====== TASK MATERIAL
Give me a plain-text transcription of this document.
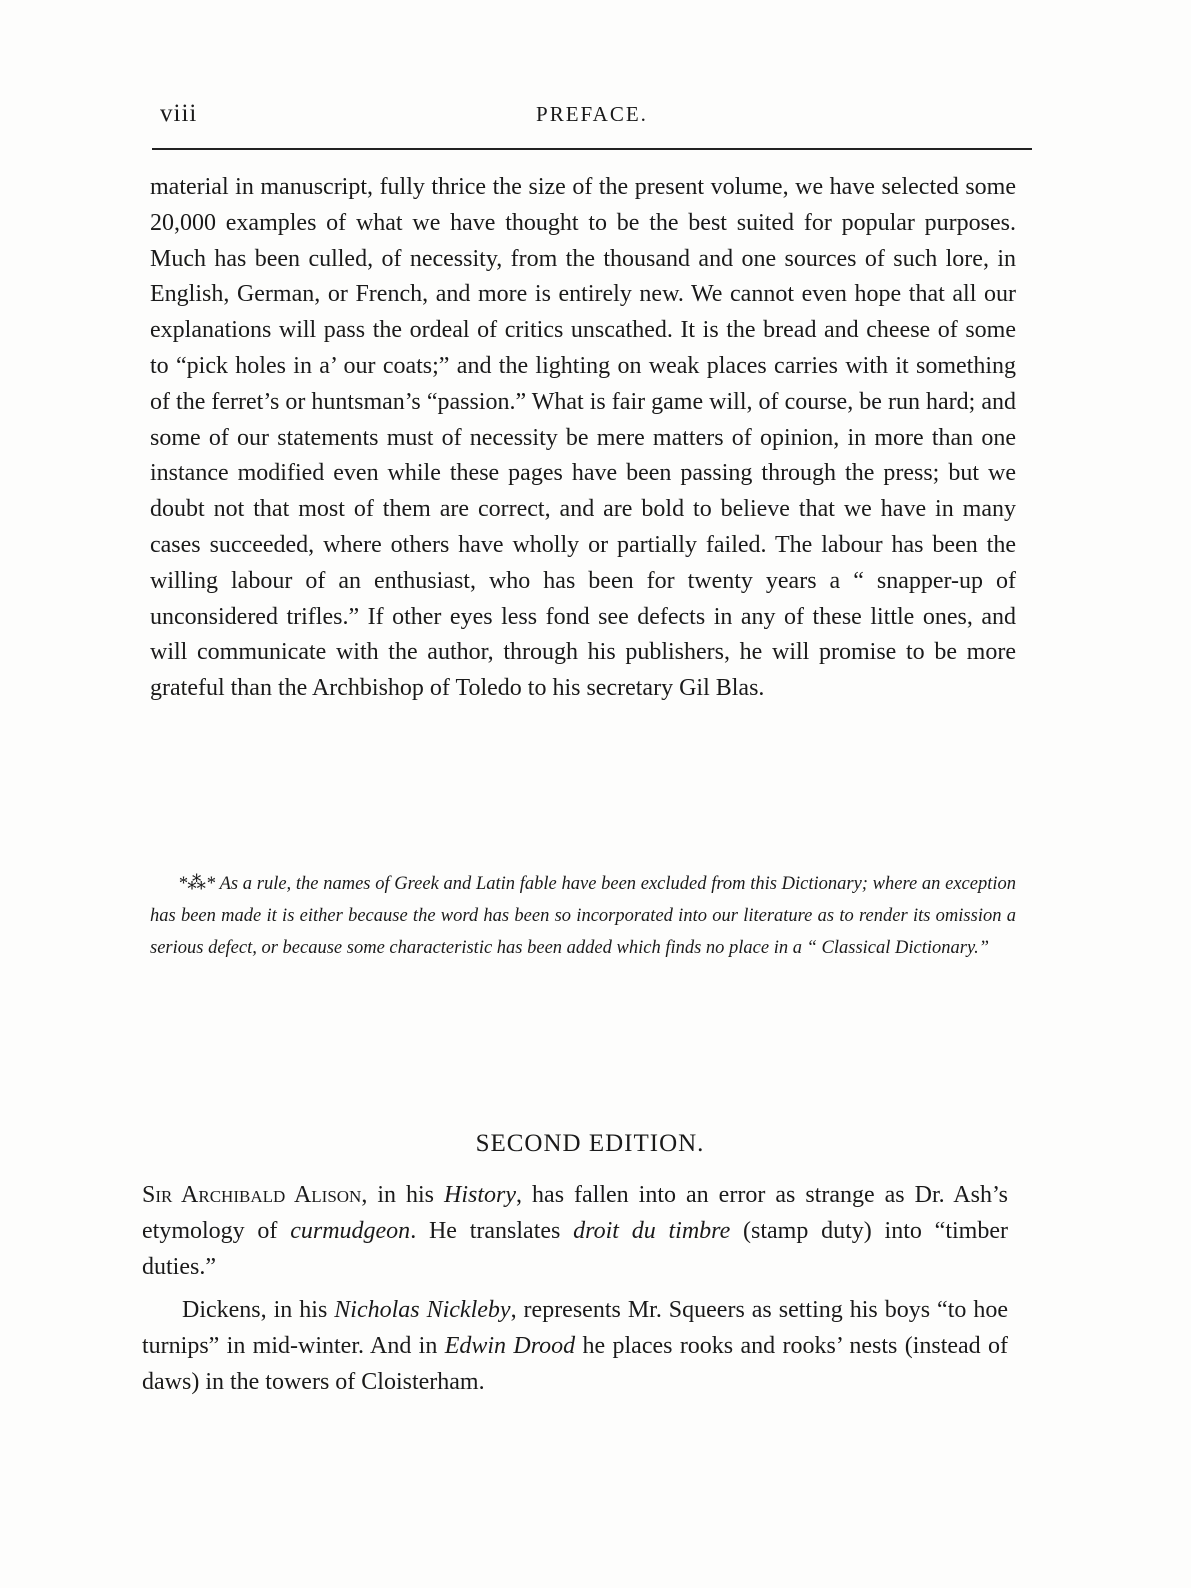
viii	PREFACE.

material in manuscript, fully thrice the size of the present volume, we have selected some 20,000 examples of what we have thought to be the best suited for popular purposes. Much has been culled, of necessity, from the thousand and one sources of such lore, in English, German, or French, and more is entirely new. We cannot even hope that all our explanations will pass the ordeal of critics unscathed. It is the bread and cheese of some to “pick holes in a’ our coats;” and the lighting on weak places carries with it something of the ferret’s or huntsman’s “passion.” What is fair game will, of course, be run hard; and some of our statements must of necessity be mere matters of opinion, in more than one instance modified even while these pages have been passing through the press; but we doubt not that most of them are correct, and are bold to believe that we have in many cases succeeded, where others have wholly or partially failed. The labour has been the willing labour of an enthusiast, who has been for twenty years a “ snapper-up of unconsidered trifles.” If other eyes less fond see defects in any of these little ones, and will communicate with the author, through his publishers, he will promise to be more grateful than the Archbishop of Toledo to his secretary Gil Blas.

*⁂* As a rule, the names of Greek and Latin fable have been excluded from this Dictionary; where an exception has been made it is either because the word has been so incorporated into our literature as to render its omission a serious defect, or because some characteristic has been added which finds no place in a “ Classical Dictionary.”
SECOND EDITION.

Sir Archibald Alison, in his History, has fallen into an error as strange as Dr. Ash’s etymology of curmudgeon. He translates droit du timbre (stamp duty) into “timber duties.”

Dickens, in his Nicholas Nickleby, represents Mr. Squeers as setting his boys “to hoe turnips” in mid-winter. And in Edwin Drood he places rooks and rooks’ nests (instead of daws) in the towers of Cloisterham.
============
# PROBLEM DESCRIPTION:
Quote the preceding records in their entirety, excluding every picture.

# EXPECTED ANSWER:
Give me a plain-text transcription of this document.
viii	PREFACE.

material in manuscript, fully thrice the size of the present volume, we have selected some 20,000 examples of what we have thought to be the best suited for popular purposes. Much has been culled, of necessity, from the thousand and one sources of such lore, in English, German, or French, and more is entirely new. We cannot even hope that all our explanations will pass the ordeal of critics unscathed. It is the bread and cheese of some to “pick holes in a’ our coats;” and the lighting on weak places carries with it something of the ferret’s or huntsman’s “passion.” What is fair game will, of course, be run hard; and some of our statements must of necessity be mere matters of opinion, in more than one instance modified even while these pages have been passing through the press; but we doubt not that most of them are correct, and are bold to believe that we have in many cases succeeded, where others have wholly or partially failed. The labour has been the willing labour of an enthusiast, who has been for twenty years a “ snapper-up of unconsidered trifles.” If other eyes less fond see defects in any of these little ones, and will communicate with the author, through his publishers, he will promise to be more grateful than the Archbishop of Toledo to his secretary Gil Blas.

*⁂* As a rule, the names of Greek and Latin fable have been excluded from this Dictionary; where an exception has been made it is either because the word has been so incorporated into our literature as to render its omission a serious defect, or because some characteristic has been added which finds no place in a “ Classical Dictionary.”
SECOND EDITION.

Sir Archibald Alison, in his History, has fallen into an error as strange as Dr. Ash’s etymology of curmudgeon. He translates droit du timbre (stamp duty) into “timber duties.”

Dickens, in his Nicholas Nickleby, represents Mr. Squeers as setting his boys “to hoe turnips” in mid-winter. And in Edwin Drood he places rooks and rooks’ nests (instead of daws) in the towers of Cloisterham.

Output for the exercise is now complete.